*Exercise requirements*: All entries must be extracted exactly, with nothing added or dropped.

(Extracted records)
• • • • •

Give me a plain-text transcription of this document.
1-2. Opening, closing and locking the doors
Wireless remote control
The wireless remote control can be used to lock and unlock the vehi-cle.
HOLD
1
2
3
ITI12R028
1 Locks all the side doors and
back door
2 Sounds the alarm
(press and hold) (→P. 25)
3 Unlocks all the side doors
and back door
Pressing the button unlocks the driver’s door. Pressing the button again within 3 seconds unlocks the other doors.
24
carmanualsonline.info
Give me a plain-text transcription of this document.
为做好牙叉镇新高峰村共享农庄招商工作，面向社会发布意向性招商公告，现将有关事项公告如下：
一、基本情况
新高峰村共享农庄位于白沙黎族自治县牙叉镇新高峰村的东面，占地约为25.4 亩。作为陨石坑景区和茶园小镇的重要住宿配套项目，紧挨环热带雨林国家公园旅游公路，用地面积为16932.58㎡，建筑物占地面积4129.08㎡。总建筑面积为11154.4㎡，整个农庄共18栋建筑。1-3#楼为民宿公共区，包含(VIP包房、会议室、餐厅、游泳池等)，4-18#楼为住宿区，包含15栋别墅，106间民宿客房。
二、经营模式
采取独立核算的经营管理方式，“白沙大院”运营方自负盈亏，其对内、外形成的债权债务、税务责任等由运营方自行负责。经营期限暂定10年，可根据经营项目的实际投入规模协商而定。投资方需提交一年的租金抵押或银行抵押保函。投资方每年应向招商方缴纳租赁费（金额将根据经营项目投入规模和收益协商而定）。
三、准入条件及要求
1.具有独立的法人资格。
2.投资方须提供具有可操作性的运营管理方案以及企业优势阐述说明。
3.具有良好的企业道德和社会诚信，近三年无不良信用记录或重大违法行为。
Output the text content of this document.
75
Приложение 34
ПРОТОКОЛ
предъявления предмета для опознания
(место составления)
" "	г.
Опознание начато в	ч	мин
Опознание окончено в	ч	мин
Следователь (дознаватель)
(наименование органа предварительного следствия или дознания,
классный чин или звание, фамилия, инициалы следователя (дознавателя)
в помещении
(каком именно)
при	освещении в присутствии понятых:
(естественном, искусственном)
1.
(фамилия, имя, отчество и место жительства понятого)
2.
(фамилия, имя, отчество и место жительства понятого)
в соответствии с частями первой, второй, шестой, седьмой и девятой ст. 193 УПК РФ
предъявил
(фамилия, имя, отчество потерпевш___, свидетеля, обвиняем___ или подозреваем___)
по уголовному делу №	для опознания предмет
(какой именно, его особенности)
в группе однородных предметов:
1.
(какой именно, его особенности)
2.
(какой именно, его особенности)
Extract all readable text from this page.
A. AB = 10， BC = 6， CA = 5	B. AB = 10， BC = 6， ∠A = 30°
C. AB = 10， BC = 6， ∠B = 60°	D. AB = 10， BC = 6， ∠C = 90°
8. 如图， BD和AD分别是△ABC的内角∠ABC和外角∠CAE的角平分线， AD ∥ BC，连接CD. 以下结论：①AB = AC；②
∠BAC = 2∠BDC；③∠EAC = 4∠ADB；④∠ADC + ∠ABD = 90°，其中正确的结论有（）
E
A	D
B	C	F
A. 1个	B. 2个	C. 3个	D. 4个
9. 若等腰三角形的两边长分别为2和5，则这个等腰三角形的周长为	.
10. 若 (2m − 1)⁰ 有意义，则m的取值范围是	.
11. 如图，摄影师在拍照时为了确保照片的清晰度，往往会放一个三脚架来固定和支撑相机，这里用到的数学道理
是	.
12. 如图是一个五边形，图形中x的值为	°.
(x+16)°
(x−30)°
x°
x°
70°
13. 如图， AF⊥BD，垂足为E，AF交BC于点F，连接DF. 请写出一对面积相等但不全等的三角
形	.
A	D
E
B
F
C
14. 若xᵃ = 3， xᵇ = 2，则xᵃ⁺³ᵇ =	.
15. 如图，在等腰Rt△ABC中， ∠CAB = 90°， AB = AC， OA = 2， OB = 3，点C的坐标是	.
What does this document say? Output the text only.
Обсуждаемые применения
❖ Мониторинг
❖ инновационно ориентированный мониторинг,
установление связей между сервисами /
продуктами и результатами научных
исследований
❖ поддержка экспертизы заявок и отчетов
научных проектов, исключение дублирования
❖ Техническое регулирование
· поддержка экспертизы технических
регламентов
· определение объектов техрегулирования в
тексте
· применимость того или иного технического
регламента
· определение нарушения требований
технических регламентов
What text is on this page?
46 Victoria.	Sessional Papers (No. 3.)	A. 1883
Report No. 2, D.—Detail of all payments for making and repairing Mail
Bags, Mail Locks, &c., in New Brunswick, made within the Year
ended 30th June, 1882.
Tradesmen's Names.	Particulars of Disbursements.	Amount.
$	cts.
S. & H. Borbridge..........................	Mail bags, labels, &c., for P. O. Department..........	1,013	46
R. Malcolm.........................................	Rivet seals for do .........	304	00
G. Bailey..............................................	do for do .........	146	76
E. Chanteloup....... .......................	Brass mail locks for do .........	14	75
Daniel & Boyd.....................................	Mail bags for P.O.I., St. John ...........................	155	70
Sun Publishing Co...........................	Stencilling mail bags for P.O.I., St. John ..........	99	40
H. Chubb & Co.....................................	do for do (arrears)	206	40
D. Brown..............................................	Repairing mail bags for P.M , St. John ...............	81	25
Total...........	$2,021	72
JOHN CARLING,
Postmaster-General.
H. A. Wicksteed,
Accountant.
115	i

• • • • •

*Final result*:
Give me a plain-text transcription of this document.
1-2. Opening, closing and locking the doors
Wireless remote control
The wireless remote control can be used to lock and unlock the vehi-cle.
HOLD
1
2
3
ITI12R028
1 Locks all the side doors and
back door
2 Sounds the alarm
(press and hold) (→P. 25)
3 Unlocks all the side doors
and back door
Pressing the button unlocks the driver’s door. Pressing the button again within 3 seconds unlocks the other doors.
24
carmanualsonline.info
Give me a plain-text transcription of this document.
为做好牙叉镇新高峰村共享农庄招商工作，面向社会发布意向性招商公告，现将有关事项公告如下：
一、基本情况
新高峰村共享农庄位于白沙黎族自治县牙叉镇新高峰村的东面，占地约为25.4 亩。作为陨石坑景区和茶园小镇的重要住宿配套项目，紧挨环热带雨林国家公园旅游公路，用地面积为16932.58㎡，建筑物占地面积4129.08㎡。总建筑面积为11154.4㎡，整个农庄共18栋建筑。1-3#楼为民宿公共区，包含(VIP包房、会议室、餐厅、游泳池等)，4-18#楼为住宿区，包含15栋别墅，106间民宿客房。
二、经营模式
采取独立核算的经营管理方式，“白沙大院”运营方自负盈亏，其对内、外形成的债权债务、税务责任等由运营方自行负责。经营期限暂定10年，可根据经营项目的实际投入规模协商而定。投资方需提交一年的租金抵押或银行抵押保函。投资方每年应向招商方缴纳租赁费（金额将根据经营项目投入规模和收益协商而定）。
三、准入条件及要求
1.具有独立的法人资格。
2.投资方须提供具有可操作性的运营管理方案以及企业优势阐述说明。
3.具有良好的企业道德和社会诚信，近三年无不良信用记录或重大违法行为。
Output the text content of this document.
75
Приложение 34
ПРОТОКОЛ
предъявления предмета для опознания
(место составления)
" "	г.
Опознание начато в	ч	мин
Опознание окончено в	ч	мин
Следователь (дознаватель)
(наименование органа предварительного следствия или дознания,
классный чин или звание, фамилия, инициалы следователя (дознавателя)
в помещении
(каком именно)
при	освещении в присутствии понятых:
(естественном, искусственном)
1.
(фамилия, имя, отчество и место жительства понятого)
2.
(фамилия, имя, отчество и место жительства понятого)
в соответствии с частями первой, второй, шестой, седьмой и девятой ст. 193 УПК РФ
предъявил
(фамилия, имя, отчество потерпевш___, свидетеля, обвиняем___ или подозреваем___)
по уголовному делу №	для опознания предмет
(какой именно, его особенности)
в группе однородных предметов:
1.
(какой именно, его особенности)
2.
(какой именно, его особенности)
Extract all readable text from this page.
A. AB = 10， BC = 6， CA = 5	B. AB = 10， BC = 6， ∠A = 30°
C. AB = 10， BC = 6， ∠B = 60°	D. AB = 10， BC = 6， ∠C = 90°
8. 如图， BD和AD分别是△ABC的内角∠ABC和外角∠CAE的角平分线， AD ∥ BC，连接CD. 以下结论：①AB = AC；②
∠BAC = 2∠BDC；③∠EAC = 4∠ADB；④∠ADC + ∠ABD = 90°，其中正确的结论有（）
E
A	D
B	C	F
A. 1个	B. 2个	C. 3个	D. 4个
9. 若等腰三角形的两边长分别为2和5，则这个等腰三角形的周长为	.
10. 若 (2m − 1)⁰ 有意义，则m的取值范围是	.
11. 如图，摄影师在拍照时为了确保照片的清晰度，往往会放一个三脚架来固定和支撑相机，这里用到的数学道理
是	.
12. 如图是一个五边形，图形中x的值为	°.
(x+16)°
(x−30)°
x°
x°
70°
13. 如图， AF⊥BD，垂足为E，AF交BC于点F，连接DF. 请写出一对面积相等但不全等的三角
形	.
A	D
E
B
F
C
14. 若xᵃ = 3， xᵇ = 2，则xᵃ⁺³ᵇ =	.
15. 如图，在等腰Rt△ABC中， ∠CAB = 90°， AB = AC， OA = 2， OB = 3，点C的坐标是	.
What does this document say? Output the text only.
Обсуждаемые применения
❖ Мониторинг
❖ инновационно ориентированный мониторинг,
установление связей между сервисами /
продуктами и результатами научных
исследований
❖ поддержка экспертизы заявок и отчетов
научных проектов, исключение дублирования
❖ Техническое регулирование
· поддержка экспертизы технических
регламентов
· определение объектов техрегулирования в
тексте
· применимость того или иного технического
регламента
· определение нарушения требований
технических регламентов
What text is on this page?
46 Victoria.	Sessional Papers (No. 3.)	A. 1883
Report No. 2, D.—Detail of all payments for making and repairing Mail
Bags, Mail Locks, &c., in New Brunswick, made within the Year
ended 30th June, 1882.
Tradesmen's Names.	Particulars of Disbursements.	Amount.
$	cts.
S. & H. Borbridge..........................	Mail bags, labels, &c., for P. O. Department..........	1,013	46
R. Malcolm.........................................	Rivet seals for do .........	304	00
G. Bailey..............................................	do for do .........	146	76
E. Chanteloup....... .......................	Brass mail locks for do .........	14	75
Daniel & Boyd.....................................	Mail bags for P.O.I., St. John ...........................	155	70
Sun Publishing Co...........................	Stencilling mail bags for P.O.I., St. John ..........	99	40
H. Chubb & Co.....................................	do for do (arrears)	206	40
D. Brown..............................................	Repairing mail bags for P.M , St. John ...............	81	25
Total...........	$2,021	72
JOHN CARLING,
Postmaster-General.
H. A. Wicksteed,
Accountant.
115	i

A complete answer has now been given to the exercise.